::: Records for the exercise

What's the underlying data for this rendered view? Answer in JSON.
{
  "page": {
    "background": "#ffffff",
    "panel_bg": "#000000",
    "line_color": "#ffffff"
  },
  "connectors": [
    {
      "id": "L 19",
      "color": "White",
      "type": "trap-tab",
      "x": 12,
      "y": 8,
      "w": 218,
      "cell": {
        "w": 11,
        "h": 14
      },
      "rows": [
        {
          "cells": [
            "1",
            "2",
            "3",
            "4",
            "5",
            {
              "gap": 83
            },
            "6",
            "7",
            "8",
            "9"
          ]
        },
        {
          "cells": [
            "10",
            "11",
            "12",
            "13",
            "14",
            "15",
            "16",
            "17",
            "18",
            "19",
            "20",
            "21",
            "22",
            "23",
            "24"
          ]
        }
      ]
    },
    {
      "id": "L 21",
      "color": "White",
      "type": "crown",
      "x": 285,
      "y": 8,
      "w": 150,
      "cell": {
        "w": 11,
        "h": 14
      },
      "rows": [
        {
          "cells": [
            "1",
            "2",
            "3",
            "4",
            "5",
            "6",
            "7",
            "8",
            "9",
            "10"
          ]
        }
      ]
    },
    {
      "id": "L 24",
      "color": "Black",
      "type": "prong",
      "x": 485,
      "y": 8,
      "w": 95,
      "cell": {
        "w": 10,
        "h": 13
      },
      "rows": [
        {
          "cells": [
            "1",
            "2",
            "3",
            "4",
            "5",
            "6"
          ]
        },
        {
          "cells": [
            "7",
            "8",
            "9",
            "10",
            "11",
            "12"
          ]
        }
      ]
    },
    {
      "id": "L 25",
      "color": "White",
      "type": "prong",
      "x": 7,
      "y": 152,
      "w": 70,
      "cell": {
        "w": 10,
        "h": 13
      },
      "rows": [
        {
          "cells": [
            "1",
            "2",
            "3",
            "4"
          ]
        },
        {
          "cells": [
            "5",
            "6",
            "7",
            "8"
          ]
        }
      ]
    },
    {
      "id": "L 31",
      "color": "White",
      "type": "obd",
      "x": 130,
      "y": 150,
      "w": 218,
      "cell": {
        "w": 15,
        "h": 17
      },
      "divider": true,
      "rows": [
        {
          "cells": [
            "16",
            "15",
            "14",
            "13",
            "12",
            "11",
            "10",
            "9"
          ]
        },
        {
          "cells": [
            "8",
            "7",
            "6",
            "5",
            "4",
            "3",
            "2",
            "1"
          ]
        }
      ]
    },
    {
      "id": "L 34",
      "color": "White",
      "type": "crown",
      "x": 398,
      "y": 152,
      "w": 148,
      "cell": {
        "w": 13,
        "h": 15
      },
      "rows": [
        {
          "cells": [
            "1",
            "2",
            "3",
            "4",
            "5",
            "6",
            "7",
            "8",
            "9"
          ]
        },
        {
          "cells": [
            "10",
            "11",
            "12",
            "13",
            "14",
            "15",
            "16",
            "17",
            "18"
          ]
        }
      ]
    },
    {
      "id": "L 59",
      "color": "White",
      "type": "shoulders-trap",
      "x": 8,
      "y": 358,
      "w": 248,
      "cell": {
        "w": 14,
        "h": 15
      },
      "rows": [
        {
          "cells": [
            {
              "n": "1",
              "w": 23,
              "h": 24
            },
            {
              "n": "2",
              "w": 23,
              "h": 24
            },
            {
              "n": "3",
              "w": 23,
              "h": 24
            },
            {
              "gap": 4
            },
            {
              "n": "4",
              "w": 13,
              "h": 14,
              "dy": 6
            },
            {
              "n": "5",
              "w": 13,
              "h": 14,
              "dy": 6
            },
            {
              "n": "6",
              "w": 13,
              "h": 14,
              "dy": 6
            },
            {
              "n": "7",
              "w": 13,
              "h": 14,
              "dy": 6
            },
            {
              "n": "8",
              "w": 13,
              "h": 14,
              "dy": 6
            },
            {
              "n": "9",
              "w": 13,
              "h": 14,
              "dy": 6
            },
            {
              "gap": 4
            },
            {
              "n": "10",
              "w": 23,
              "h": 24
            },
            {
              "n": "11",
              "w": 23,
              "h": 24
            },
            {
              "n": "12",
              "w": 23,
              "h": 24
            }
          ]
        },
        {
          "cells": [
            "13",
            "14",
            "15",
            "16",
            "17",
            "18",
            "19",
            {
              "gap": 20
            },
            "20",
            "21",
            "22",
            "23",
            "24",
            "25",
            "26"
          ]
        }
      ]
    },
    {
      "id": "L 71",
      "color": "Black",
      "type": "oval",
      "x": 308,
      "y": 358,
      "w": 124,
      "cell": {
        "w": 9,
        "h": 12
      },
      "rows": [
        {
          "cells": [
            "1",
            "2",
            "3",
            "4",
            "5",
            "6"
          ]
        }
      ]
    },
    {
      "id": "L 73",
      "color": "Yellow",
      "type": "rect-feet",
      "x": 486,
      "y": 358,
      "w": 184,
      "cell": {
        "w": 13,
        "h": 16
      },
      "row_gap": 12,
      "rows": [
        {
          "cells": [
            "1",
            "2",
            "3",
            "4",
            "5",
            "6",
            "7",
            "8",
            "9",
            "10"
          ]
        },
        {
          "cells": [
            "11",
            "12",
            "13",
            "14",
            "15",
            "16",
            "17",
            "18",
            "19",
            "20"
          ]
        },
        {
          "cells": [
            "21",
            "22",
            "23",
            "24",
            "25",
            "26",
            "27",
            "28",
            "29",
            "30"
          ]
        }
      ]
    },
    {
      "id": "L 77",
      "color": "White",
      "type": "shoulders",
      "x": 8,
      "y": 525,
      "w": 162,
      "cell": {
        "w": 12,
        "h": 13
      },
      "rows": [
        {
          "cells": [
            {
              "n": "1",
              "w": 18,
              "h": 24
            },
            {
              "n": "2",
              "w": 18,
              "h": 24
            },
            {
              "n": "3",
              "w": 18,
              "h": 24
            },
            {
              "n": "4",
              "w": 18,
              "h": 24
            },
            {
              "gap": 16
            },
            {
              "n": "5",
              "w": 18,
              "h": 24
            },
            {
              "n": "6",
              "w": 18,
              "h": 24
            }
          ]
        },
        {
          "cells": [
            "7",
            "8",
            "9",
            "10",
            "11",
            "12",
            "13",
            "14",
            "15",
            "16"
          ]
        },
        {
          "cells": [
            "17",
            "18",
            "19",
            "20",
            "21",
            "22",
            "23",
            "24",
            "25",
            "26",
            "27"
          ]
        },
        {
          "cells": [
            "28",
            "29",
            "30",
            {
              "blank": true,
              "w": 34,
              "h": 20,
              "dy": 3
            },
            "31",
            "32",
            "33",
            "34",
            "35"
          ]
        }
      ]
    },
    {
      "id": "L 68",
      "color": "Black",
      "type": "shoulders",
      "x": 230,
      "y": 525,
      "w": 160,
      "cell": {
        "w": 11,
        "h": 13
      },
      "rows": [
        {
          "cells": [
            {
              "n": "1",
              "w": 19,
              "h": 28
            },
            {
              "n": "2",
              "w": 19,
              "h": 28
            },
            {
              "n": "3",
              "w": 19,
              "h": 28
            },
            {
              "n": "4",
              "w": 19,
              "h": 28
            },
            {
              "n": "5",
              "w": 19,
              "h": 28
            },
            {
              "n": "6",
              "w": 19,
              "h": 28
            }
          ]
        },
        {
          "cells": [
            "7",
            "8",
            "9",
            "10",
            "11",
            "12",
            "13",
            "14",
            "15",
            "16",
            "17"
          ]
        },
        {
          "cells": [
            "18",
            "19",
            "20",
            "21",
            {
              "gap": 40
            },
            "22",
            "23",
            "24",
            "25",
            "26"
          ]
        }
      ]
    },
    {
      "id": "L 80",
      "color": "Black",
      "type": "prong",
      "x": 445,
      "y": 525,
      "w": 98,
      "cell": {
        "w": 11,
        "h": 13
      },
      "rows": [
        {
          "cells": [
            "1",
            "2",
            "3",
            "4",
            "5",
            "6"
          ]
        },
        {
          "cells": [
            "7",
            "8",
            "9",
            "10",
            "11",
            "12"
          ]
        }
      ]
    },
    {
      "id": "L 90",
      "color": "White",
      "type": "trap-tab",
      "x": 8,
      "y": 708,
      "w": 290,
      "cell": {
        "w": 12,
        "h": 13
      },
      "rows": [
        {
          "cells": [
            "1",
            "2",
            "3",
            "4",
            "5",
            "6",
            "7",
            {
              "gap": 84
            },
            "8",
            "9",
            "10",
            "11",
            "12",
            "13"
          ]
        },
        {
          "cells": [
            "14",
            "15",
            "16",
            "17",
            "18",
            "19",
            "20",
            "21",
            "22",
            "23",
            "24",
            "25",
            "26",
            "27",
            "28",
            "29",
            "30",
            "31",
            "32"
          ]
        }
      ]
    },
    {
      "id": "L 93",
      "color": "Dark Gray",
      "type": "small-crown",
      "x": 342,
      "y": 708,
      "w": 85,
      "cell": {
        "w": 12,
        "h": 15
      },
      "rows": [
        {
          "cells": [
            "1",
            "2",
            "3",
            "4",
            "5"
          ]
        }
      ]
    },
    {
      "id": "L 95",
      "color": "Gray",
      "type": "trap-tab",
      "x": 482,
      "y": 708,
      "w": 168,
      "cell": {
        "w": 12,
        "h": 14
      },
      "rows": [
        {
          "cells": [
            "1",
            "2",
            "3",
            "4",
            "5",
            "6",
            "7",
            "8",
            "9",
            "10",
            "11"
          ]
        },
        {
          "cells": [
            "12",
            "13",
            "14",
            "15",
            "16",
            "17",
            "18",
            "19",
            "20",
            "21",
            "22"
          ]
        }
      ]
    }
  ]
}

::::::

Work out how many lines of the material above contain the word "ffffff", then give only that figure.

◆ **Task result**
2